:: Recorded data ::
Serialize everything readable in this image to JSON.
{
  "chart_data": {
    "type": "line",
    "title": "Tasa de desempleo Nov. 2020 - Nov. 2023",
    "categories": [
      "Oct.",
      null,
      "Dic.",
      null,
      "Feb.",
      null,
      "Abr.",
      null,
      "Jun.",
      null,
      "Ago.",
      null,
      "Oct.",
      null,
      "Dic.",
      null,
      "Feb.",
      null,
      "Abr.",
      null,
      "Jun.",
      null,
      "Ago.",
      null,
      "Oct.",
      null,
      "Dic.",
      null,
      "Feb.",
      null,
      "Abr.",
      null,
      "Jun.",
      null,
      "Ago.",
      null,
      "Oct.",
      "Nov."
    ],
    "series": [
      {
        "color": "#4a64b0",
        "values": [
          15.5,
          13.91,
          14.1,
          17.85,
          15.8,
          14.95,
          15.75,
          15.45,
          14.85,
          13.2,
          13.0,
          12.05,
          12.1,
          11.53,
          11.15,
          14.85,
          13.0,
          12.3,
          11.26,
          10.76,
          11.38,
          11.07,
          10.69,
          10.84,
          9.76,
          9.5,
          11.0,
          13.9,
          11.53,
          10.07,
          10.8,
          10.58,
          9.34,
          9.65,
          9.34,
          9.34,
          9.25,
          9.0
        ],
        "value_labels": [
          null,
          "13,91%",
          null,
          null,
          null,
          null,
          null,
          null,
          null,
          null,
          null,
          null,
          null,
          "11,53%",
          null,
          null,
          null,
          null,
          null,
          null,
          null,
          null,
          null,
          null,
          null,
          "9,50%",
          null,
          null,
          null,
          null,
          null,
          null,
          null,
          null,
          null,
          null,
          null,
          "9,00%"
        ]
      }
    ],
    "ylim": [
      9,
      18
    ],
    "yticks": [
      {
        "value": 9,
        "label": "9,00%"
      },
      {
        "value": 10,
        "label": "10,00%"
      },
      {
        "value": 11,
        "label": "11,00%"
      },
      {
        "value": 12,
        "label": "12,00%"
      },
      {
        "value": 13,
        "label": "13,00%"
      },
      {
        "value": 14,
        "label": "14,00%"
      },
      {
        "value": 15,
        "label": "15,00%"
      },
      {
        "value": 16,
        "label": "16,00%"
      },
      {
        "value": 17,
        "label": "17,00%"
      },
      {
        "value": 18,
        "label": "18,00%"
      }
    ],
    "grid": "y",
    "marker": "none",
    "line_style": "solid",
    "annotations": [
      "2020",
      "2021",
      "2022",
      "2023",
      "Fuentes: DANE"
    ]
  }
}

:: Stated task ::
Reproduce the full listing above, character for character.

:: Solution to the problem ::
Serialize everything readable in this image to JSON.
{
  "chart_data": {
    "type": "line",
    "title": "Tasa de desempleo Nov. 2020 - Nov. 2023",
    "categories": [
      "Oct.",
      null,
      "Dic.",
      null,
      "Feb.",
      null,
      "Abr.",
      null,
      "Jun.",
      null,
      "Ago.",
      null,
      "Oct.",
      null,
      "Dic.",
      null,
      "Feb.",
      null,
      "Abr.",
      null,
      "Jun.",
      null,
      "Ago.",
      null,
      "Oct.",
      null,
      "Dic.",
      null,
      "Feb.",
      null,
      "Abr.",
      null,
      "Jun.",
      null,
      "Ago.",
      null,
      "Oct.",
      "Nov."
    ],
    "series": [
      {
        "color": "#4a64b0",
        "values": [
          15.5,
          13.91,
          14.1,
          17.85,
          15.8,
          14.95,
          15.75,
          15.45,
          14.85,
          13.2,
          13.0,
          12.05,
          12.1,
          11.53,
          11.15,
          14.85,
          13.0,
          12.3,
          11.26,
          10.76,
          11.38,
          11.07,
          10.69,
          10.84,
          9.76,
          9.5,
          11.0,
          13.9,
          11.53,
          10.07,
          10.8,
          10.58,
          9.34,
          9.65,
          9.34,
          9.34,
          9.25,
          9.0
        ],
        "value_labels": [
          null,
          "13,91%",
          null,
          null,
          null,
          null,
          null,
          null,
          null,
          null,
          null,
          null,
          null,
          "11,53%",
          null,
          null,
          null,
          null,
          null,
          null,
          null,
          null,
          null,
          null,
          null,
          "9,50%",
          null,
          null,
          null,
          null,
          null,
          null,
          null,
          null,
          null,
          null,
          null,
          "9,00%"
        ]
      }
    ],
    "ylim": [
      9,
      18
    ],
    "yticks": [
      {
        "value": 9,
        "label": "9,00%"
      },
      {
        "value": 10,
        "label": "10,00%"
      },
      {
        "value": 11,
        "label": "11,00%"
      },
      {
        "value": 12,
        "label": "12,00%"
      },
      {
        "value": 13,
        "label": "13,00%"
      },
      {
        "value": 14,
        "label": "14,00%"
      },
      {
        "value": 15,
        "label": "15,00%"
      },
      {
        "value": 16,
        "label": "16,00%"
      },
      {
        "value": 17,
        "label": "17,00%"
      },
      {
        "value": 18,
        "label": "18,00%"
      }
    ],
    "grid": "y",
    "marker": "none",
    "line_style": "solid",
    "annotations": [
      "2020",
      "2021",
      "2022",
      "2023",
      "Fuentes: DANE"
    ]
  }
}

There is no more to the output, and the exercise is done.